═════ Provided data

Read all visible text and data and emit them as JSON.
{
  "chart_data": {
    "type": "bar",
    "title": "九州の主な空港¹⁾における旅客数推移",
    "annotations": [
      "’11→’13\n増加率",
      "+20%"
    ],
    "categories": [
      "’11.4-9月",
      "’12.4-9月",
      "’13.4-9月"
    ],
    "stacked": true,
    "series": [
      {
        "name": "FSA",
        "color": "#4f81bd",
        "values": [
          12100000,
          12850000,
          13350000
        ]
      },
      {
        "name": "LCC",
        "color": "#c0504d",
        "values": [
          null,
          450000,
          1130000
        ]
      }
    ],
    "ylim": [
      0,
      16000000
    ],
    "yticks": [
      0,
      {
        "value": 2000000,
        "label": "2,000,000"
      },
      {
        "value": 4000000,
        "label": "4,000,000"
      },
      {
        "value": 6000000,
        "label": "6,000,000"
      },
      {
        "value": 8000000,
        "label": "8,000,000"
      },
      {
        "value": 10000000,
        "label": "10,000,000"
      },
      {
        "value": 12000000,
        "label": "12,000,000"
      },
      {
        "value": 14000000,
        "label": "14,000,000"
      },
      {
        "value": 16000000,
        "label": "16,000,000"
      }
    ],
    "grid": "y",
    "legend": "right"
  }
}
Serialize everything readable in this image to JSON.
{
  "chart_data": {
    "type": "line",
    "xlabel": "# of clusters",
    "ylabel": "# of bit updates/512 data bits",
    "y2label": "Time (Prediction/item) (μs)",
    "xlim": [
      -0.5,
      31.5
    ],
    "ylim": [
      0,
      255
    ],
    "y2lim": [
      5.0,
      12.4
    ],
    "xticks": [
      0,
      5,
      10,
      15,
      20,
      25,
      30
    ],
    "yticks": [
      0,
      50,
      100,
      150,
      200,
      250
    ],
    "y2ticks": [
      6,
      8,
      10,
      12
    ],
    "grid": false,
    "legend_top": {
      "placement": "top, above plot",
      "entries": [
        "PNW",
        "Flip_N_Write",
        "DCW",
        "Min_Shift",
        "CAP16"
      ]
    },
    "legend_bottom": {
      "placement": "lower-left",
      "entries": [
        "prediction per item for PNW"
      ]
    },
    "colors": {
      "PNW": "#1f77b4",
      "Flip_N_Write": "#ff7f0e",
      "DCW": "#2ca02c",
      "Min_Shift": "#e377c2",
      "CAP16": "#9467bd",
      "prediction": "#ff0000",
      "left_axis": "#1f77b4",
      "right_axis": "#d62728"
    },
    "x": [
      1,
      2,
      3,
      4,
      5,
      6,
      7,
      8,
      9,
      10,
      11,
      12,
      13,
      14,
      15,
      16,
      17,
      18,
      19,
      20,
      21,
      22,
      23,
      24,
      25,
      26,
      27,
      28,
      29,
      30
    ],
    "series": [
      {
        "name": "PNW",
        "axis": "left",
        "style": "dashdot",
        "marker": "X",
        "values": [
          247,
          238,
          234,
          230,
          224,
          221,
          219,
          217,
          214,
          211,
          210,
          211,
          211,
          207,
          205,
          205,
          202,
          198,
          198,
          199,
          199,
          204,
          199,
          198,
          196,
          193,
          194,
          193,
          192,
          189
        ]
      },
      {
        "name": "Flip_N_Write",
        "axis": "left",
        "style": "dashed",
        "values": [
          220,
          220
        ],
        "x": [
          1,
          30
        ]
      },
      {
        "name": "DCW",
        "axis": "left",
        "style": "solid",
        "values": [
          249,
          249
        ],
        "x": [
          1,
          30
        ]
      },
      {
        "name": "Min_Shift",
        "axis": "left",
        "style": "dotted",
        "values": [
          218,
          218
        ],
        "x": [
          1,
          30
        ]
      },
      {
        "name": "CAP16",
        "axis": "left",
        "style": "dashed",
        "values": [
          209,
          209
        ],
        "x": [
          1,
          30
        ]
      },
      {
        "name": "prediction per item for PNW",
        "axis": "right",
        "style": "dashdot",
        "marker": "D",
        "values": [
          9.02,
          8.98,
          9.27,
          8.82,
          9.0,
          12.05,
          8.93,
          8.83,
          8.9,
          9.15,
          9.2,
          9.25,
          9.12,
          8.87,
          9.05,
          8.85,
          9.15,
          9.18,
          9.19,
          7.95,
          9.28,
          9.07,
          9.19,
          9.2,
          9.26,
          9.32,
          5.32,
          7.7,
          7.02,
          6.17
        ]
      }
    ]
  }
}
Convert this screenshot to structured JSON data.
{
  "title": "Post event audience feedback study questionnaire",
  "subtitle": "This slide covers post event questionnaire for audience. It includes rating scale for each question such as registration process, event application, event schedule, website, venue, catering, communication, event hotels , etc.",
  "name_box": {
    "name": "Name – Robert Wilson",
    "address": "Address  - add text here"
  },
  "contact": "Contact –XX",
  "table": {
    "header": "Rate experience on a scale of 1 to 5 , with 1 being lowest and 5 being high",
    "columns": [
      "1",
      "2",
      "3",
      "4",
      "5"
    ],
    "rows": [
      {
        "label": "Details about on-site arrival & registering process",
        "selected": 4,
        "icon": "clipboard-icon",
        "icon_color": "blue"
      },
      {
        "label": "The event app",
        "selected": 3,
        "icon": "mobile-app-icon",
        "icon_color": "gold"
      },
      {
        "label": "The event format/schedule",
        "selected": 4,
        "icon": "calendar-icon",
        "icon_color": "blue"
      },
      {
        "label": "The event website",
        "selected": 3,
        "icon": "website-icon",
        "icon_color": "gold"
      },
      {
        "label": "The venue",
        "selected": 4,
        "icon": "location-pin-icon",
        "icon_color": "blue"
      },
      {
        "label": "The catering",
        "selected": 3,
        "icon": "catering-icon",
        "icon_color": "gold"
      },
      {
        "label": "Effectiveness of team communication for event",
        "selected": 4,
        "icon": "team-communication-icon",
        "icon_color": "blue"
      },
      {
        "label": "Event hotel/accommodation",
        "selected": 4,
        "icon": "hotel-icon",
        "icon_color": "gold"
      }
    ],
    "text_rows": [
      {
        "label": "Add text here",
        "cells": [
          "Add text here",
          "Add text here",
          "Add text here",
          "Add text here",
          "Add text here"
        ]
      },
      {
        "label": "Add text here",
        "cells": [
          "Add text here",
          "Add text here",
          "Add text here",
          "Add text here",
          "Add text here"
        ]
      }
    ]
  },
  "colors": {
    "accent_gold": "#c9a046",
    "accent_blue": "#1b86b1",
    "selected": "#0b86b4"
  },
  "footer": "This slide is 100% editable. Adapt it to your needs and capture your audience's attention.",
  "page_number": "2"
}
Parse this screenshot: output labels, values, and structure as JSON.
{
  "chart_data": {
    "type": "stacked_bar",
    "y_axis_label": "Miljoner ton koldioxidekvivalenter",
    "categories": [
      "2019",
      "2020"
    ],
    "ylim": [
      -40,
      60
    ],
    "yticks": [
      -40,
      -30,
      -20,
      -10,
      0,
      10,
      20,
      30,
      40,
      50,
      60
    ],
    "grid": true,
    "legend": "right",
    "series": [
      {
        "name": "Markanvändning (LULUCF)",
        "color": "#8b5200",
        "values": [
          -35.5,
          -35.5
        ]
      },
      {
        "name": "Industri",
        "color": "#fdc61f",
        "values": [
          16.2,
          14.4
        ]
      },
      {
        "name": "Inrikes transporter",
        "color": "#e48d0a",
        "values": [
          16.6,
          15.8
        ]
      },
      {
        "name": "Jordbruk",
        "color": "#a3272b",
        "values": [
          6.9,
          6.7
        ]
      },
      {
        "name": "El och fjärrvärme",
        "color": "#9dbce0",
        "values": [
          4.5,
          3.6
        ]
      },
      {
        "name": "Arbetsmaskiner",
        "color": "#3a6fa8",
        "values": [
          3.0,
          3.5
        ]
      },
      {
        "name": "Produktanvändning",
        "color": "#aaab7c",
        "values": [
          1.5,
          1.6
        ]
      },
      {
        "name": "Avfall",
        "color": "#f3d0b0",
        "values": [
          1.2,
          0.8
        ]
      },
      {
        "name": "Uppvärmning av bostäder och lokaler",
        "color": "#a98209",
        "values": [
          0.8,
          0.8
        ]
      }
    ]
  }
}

══════════

→ **Problem to solve**: List every line in the records above that contains the word "schedule".

→ **Response to the exercise**:
  "subtitle": "This slide covers post event questionnaire for audience. It includes rating scale for each question such as registration process, event application, event schedule, website, venue, catering, communication, event hotels , etc.",
        "label": "The event format/schedule",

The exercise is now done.